**What is being asked:**
Look through the entries. Copy each line that has the word "document".

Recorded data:
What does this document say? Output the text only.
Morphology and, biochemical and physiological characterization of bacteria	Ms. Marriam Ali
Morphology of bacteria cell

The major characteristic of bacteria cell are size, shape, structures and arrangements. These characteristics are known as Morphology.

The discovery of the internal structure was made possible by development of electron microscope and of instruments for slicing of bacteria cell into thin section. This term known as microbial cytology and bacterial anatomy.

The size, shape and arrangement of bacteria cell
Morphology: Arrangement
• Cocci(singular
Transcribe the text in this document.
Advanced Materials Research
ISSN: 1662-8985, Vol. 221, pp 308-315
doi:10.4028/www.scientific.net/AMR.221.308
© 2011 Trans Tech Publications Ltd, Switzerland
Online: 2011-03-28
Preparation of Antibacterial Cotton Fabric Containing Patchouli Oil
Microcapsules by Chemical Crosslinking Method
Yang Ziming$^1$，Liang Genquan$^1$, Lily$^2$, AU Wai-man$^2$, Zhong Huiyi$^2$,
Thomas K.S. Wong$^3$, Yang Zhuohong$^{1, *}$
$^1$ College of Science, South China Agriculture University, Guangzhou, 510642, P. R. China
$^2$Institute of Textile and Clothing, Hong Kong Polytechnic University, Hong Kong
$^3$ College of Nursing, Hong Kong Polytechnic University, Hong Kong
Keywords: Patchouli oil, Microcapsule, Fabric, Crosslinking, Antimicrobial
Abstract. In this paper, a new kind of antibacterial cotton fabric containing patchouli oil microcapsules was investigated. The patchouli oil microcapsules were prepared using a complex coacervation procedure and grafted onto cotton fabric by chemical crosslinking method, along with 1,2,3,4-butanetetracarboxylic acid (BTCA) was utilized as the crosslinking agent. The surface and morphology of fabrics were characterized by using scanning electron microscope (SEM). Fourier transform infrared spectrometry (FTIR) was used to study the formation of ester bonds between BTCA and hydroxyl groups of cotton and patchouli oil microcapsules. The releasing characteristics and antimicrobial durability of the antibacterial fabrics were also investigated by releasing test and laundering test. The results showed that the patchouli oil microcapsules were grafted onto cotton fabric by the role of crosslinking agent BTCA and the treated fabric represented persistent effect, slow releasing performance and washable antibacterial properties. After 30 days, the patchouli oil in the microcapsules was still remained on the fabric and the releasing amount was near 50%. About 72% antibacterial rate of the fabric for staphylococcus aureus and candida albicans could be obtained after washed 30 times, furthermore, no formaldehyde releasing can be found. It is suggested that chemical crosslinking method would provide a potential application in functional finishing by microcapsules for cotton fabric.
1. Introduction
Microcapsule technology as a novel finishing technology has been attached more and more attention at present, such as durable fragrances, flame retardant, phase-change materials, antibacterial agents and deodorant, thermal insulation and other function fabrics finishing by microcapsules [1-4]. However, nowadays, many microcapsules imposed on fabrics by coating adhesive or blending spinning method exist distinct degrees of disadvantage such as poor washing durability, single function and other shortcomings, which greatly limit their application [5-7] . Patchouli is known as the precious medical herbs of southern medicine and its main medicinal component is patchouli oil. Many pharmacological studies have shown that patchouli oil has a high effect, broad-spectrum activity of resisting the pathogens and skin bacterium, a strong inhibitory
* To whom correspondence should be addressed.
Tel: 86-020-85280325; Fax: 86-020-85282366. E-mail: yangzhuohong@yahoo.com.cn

**Reply:**
What does this document say? Output the text only.
Transcribe the text in this document.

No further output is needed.